# [TO DO]
Below are the records; copy each line in them that holds the word "eines".

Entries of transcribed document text
------------------------------------------------------------------------

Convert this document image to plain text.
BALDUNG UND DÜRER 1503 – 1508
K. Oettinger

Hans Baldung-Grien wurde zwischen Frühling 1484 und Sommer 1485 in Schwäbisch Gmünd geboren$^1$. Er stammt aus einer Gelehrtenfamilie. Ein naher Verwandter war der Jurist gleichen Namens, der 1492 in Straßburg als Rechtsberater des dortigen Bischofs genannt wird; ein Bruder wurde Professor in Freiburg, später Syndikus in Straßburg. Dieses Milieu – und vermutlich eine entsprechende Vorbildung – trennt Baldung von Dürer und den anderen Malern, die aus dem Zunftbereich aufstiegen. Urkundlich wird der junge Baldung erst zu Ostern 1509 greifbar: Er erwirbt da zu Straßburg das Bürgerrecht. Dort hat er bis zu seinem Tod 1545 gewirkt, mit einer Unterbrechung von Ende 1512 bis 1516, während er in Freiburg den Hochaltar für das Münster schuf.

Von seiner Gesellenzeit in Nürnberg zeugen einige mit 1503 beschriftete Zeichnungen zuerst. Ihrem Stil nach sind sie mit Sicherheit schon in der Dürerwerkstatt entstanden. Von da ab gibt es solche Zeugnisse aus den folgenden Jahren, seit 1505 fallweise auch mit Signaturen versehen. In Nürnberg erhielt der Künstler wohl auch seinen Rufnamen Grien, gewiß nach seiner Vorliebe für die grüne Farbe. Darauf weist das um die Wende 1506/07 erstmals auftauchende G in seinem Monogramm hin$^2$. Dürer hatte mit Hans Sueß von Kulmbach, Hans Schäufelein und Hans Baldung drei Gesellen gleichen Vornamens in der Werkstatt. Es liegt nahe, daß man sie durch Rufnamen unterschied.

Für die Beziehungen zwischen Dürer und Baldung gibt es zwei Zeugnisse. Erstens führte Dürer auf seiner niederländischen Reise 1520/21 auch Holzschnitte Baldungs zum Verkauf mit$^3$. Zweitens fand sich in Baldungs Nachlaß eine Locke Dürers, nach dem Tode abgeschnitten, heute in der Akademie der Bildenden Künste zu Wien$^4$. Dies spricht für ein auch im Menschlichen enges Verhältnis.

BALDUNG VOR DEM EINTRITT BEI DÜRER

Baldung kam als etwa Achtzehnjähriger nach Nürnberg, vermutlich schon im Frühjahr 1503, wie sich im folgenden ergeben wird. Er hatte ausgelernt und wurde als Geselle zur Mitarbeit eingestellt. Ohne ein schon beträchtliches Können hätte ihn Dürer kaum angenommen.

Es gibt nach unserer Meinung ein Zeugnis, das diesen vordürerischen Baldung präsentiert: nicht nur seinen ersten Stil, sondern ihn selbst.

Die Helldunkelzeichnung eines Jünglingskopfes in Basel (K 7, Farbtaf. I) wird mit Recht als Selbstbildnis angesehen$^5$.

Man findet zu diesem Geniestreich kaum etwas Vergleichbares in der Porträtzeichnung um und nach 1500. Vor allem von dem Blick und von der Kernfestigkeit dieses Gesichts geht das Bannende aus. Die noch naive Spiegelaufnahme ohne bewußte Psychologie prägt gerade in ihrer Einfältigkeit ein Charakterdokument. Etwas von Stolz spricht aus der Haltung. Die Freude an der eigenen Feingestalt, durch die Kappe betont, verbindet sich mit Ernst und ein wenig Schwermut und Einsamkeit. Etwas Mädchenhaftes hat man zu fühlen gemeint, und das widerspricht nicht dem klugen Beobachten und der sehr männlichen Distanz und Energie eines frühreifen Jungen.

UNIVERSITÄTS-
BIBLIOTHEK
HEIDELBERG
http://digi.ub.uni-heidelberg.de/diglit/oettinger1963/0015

------------------------------------------------------------------------

# [OUTPUT OF THE TASK]
Die Helldunkelzeichnung eines Jünglingskopfes in Basel (K 7, Farbtaf. I) wird mit Recht als Selbstbildnis angesehen$^5$.
Man findet zu diesem Geniestreich kaum etwas Vergleichbares in der Porträtzeichnung um und nach 1500. Vor allem von dem Blick und von der Kernfestigkeit dieses Gesichts geht das Bannende aus. Die noch naive Spiegelaufnahme ohne bewußte Psychologie prägt gerade in ihrer Einfältigkeit ein Charakterdokument. Etwas von Stolz spricht aus der Haltung. Die Freude an der eigenen Feingestalt, durch die Kappe betont, verbindet sich mit Ernst und ein wenig Schwermut und Einsamkeit. Etwas Mädchenhaftes hat man zu fühlen gemeint, und das widerspricht nicht dem klugen Beobachten und der sehr männlichen Distanz und Energie eines frühreifen Jungen.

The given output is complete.